Source material »

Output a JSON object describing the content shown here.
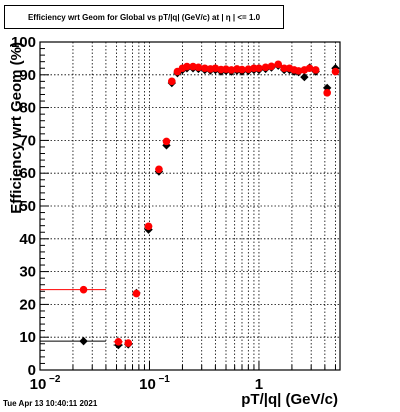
{
  "title": "Efficiency wrt Geom for Global vs pT/|q| (GeV/c) at |  η  | <= 1.0",
  "timestamp": "Tue Apr 13 10:40:11 2021",
  "chart_data": {
    "type": "scatter",
    "title": "Efficiency wrt Geom for Global vs pT/|q| (GeV/c) at |  η  | <= 1.0",
    "xlabel": "pT/|q| (GeV/c)",
    "ylabel": "Efficiency wrt Geom (%)",
    "xscale": "log",
    "xlim": [
      0.01,
      5.5
    ],
    "ylim": [
      0,
      100
    ],
    "grid": true,
    "x_tick_labels": [
      {
        "value": 0.01,
        "base": "10",
        "exp": "−2"
      },
      {
        "value": 0.1,
        "base": "10",
        "exp": "−1"
      },
      {
        "value": 1,
        "base": "1",
        "exp": ""
      }
    ],
    "y_ticks": [
      0,
      10,
      20,
      30,
      40,
      50,
      60,
      70,
      80,
      90,
      100
    ],
    "series": [
      {
        "color": "#000000",
        "marker": "diamond",
        "points": [
          {
            "x": 0.025,
            "y": 8.8,
            "xerr": [
              0.01,
              0.04
            ]
          },
          {
            "x": 0.052,
            "y": 7.6,
            "xerr": [
              0.047,
              0.057
            ]
          },
          {
            "x": 0.064,
            "y": 7.8
          },
          {
            "x": 0.076,
            "y": 23.5
          },
          {
            "x": 0.098,
            "y": 42.8,
            "xerr": [
              0.09,
              0.106
            ]
          },
          {
            "x": 0.122,
            "y": 60.5
          },
          {
            "x": 0.143,
            "y": 68.5
          },
          {
            "x": 0.16,
            "y": 87.5
          },
          {
            "x": 0.18,
            "y": 90.5
          },
          {
            "x": 0.2,
            "y": 91.5
          },
          {
            "x": 0.22,
            "y": 92.0
          },
          {
            "x": 0.25,
            "y": 92.0
          },
          {
            "x": 0.28,
            "y": 91.8
          },
          {
            "x": 0.32,
            "y": 91.5
          },
          {
            "x": 0.36,
            "y": 91.3
          },
          {
            "x": 0.4,
            "y": 91.5
          },
          {
            "x": 0.45,
            "y": 91.0
          },
          {
            "x": 0.5,
            "y": 91.2
          },
          {
            "x": 0.56,
            "y": 91.0
          },
          {
            "x": 0.63,
            "y": 91.3
          },
          {
            "x": 0.7,
            "y": 91.0
          },
          {
            "x": 0.8,
            "y": 91.2
          },
          {
            "x": 0.9,
            "y": 91.5
          },
          {
            "x": 1.0,
            "y": 91.5
          },
          {
            "x": 1.15,
            "y": 91.8
          },
          {
            "x": 1.3,
            "y": 92.2
          },
          {
            "x": 1.5,
            "y": 92.8
          },
          {
            "x": 1.7,
            "y": 91.5
          },
          {
            "x": 1.9,
            "y": 91.5
          },
          {
            "x": 2.1,
            "y": 91.0
          },
          {
            "x": 2.3,
            "y": 90.8
          },
          {
            "x": 2.6,
            "y": 89.3
          },
          {
            "x": 2.9,
            "y": 92.2
          },
          {
            "x": 3.3,
            "y": 91.0
          },
          {
            "x": 4.2,
            "y": 86.0
          },
          {
            "x": 5.0,
            "y": 92.0
          }
        ]
      },
      {
        "color": "#ff0000",
        "marker": "circle",
        "points": [
          {
            "x": 0.025,
            "y": 24.5,
            "xerr": [
              0.01,
              0.04
            ]
          },
          {
            "x": 0.052,
            "y": 8.6,
            "xerr": [
              0.047,
              0.057
            ]
          },
          {
            "x": 0.064,
            "y": 8.2
          },
          {
            "x": 0.076,
            "y": 23.3
          },
          {
            "x": 0.098,
            "y": 43.8,
            "xerr": [
              0.09,
              0.106
            ]
          },
          {
            "x": 0.122,
            "y": 61.2
          },
          {
            "x": 0.143,
            "y": 69.7
          },
          {
            "x": 0.16,
            "y": 88.0
          },
          {
            "x": 0.18,
            "y": 91.0
          },
          {
            "x": 0.2,
            "y": 92.0
          },
          {
            "x": 0.22,
            "y": 92.5
          },
          {
            "x": 0.25,
            "y": 92.5
          },
          {
            "x": 0.28,
            "y": 92.3
          },
          {
            "x": 0.32,
            "y": 92.0
          },
          {
            "x": 0.36,
            "y": 91.8
          },
          {
            "x": 0.4,
            "y": 92.0
          },
          {
            "x": 0.45,
            "y": 91.6
          },
          {
            "x": 0.5,
            "y": 91.7
          },
          {
            "x": 0.56,
            "y": 91.5
          },
          {
            "x": 0.63,
            "y": 91.8
          },
          {
            "x": 0.7,
            "y": 91.6
          },
          {
            "x": 0.8,
            "y": 91.7
          },
          {
            "x": 0.9,
            "y": 92.0
          },
          {
            "x": 1.0,
            "y": 92.0
          },
          {
            "x": 1.15,
            "y": 92.3
          },
          {
            "x": 1.3,
            "y": 92.6
          },
          {
            "x": 1.5,
            "y": 93.2
          },
          {
            "x": 1.7,
            "y": 92.0
          },
          {
            "x": 1.9,
            "y": 92.0
          },
          {
            "x": 2.1,
            "y": 91.5
          },
          {
            "x": 2.3,
            "y": 91.2
          },
          {
            "x": 2.6,
            "y": 91.5
          },
          {
            "x": 2.9,
            "y": 92.0
          },
          {
            "x": 3.3,
            "y": 91.5
          },
          {
            "x": 4.2,
            "y": 84.5
          },
          {
            "x": 5.0,
            "y": 91.0
          }
        ]
      }
    ]
  }
}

What to work on » Retype every entry verbatim and exclude the pictures from the copy.

Exercise result »
Output a JSON object describing the content shown here.
{
  "title": "Efficiency wrt Geom for Global vs pT/|q| (GeV/c) at |  η  | <= 1.0",
  "timestamp": "Tue Apr 13 10:40:11 2021",
  "chart_data": {
    "type": "scatter",
    "title": "Efficiency wrt Geom for Global vs pT/|q| (GeV/c) at |  η  | <= 1.0",
    "xlabel": "pT/|q| (GeV/c)",
    "ylabel": "Efficiency wrt Geom (%)",
    "xscale": "log",
    "xlim": [
      0.01,
      5.5
    ],
    "ylim": [
      0,
      100
    ],
    "grid": true,
    "x_tick_labels": [
      {
        "value": 0.01,
        "base": "10",
        "exp": "−2"
      },
      {
        "value": 0.1,
        "base": "10",
        "exp": "−1"
      },
      {
        "value": 1,
        "base": "1",
        "exp": ""
      }
    ],
    "y_ticks": [
      0,
      10,
      20,
      30,
      40,
      50,
      60,
      70,
      80,
      90,
      100
    ],
    "series": [
      {
        "color": "#000000",
        "marker": "diamond",
        "points": [
          {
            "x": 0.025,
            "y": 8.8,
            "xerr": [
              0.01,
              0.04
            ]
          },
          {
            "x": 0.052,
            "y": 7.6,
            "xerr": [
              0.047,
              0.057
            ]
          },
          {
            "x": 0.064,
            "y": 7.8
          },
          {
            "x": 0.076,
            "y": 23.5
          },
          {
            "x": 0.098,
            "y": 42.8,
            "xerr": [
              0.09,
              0.106
            ]
          },
          {
            "x": 0.122,
            "y": 60.5
          },
          {
            "x": 0.143,
            "y": 68.5
          },
          {
            "x": 0.16,
            "y": 87.5
          },
          {
            "x": 0.18,
            "y": 90.5
          },
          {
            "x": 0.2,
            "y": 91.5
          },
          {
            "x": 0.22,
            "y": 92.0
          },
          {
            "x": 0.25,
            "y": 92.0
          },
          {
            "x": 0.28,
            "y": 91.8
          },
          {
            "x": 0.32,
            "y": 91.5
          },
          {
            "x": 0.36,
            "y": 91.3
          },
          {
            "x": 0.4,
            "y": 91.5
          },
          {
            "x": 0.45,
            "y": 91.0
          },
          {
            "x": 0.5,
            "y": 91.2
          },
          {
            "x": 0.56,
            "y": 91.0
          },
          {
            "x": 0.63,
            "y": 91.3
          },
          {
            "x": 0.7,
            "y": 91.0
          },
          {
            "x": 0.8,
            "y": 91.2
          },
          {
            "x": 0.9,
            "y": 91.5
          },
          {
            "x": 1.0,
            "y": 91.5
          },
          {
            "x": 1.15,
            "y": 91.8
          },
          {
            "x": 1.3,
            "y": 92.2
          },
          {
            "x": 1.5,
            "y": 92.8
          },
          {
            "x": 1.7,
            "y": 91.5
          },
          {
            "x": 1.9,
            "y": 91.5
          },
          {
            "x": 2.1,
            "y": 91.0
          },
          {
            "x": 2.3,
            "y": 90.8
          },
          {
            "x": 2.6,
            "y": 89.3
          },
          {
            "x": 2.9,
            "y": 92.2
          },
          {
            "x": 3.3,
            "y": 91.0
          },
          {
            "x": 4.2,
            "y": 86.0
          },
          {
            "x": 5.0,
            "y": 92.0
          }
        ]
      },
      {
        "color": "#ff0000",
        "marker": "circle",
        "points": [
          {
            "x": 0.025,
            "y": 24.5,
            "xerr": [
              0.01,
              0.04
            ]
          },
          {
            "x": 0.052,
            "y": 8.6,
            "xerr": [
              0.047,
              0.057
            ]
          },
          {
            "x": 0.064,
            "y": 8.2
          },
          {
            "x": 0.076,
            "y": 23.3
          },
          {
            "x": 0.098,
            "y": 43.8,
            "xerr": [
              0.09,
              0.106
            ]
          },
          {
            "x": 0.122,
            "y": 61.2
          },
          {
            "x": 0.143,
            "y": 69.7
          },
          {
            "x": 0.16,
            "y": 88.0
          },
          {
            "x": 0.18,
            "y": 91.0
          },
          {
            "x": 0.2,
            "y": 92.0
          },
          {
            "x": 0.22,
            "y": 92.5
          },
          {
            "x": 0.25,
            "y": 92.5
          },
          {
            "x": 0.28,
            "y": 92.3
          },
          {
            "x": 0.32,
            "y": 92.0
          },
          {
            "x": 0.36,
            "y": 91.8
          },
          {
            "x": 0.4,
            "y": 92.0
          },
          {
            "x": 0.45,
            "y": 91.6
          },
          {
            "x": 0.5,
            "y": 91.7
          },
          {
            "x": 0.56,
            "y": 91.5
          },
          {
            "x": 0.63,
            "y": 91.8
          },
          {
            "x": 0.7,
            "y": 91.6
          },
          {
            "x": 0.8,
            "y": 91.7
          },
          {
            "x": 0.9,
            "y": 92.0
          },
          {
            "x": 1.0,
            "y": 92.0
          },
          {
            "x": 1.15,
            "y": 92.3
          },
          {
            "x": 1.3,
            "y": 92.6
          },
          {
            "x": 1.5,
            "y": 93.2
          },
          {
            "x": 1.7,
            "y": 92.0
          },
          {
            "x": 1.9,
            "y": 92.0
          },
          {
            "x": 2.1,
            "y": 91.5
          },
          {
            "x": 2.3,
            "y": 91.2
          },
          {
            "x": 2.6,
            "y": 91.5
          },
          {
            "x": 2.9,
            "y": 92.0
          },
          {
            "x": 3.3,
            "y": 91.5
          },
          {
            "x": 4.2,
            "y": 84.5
          },
          {
            "x": 5.0,
            "y": 91.0
          }
        ]
      }
    ]
  }
}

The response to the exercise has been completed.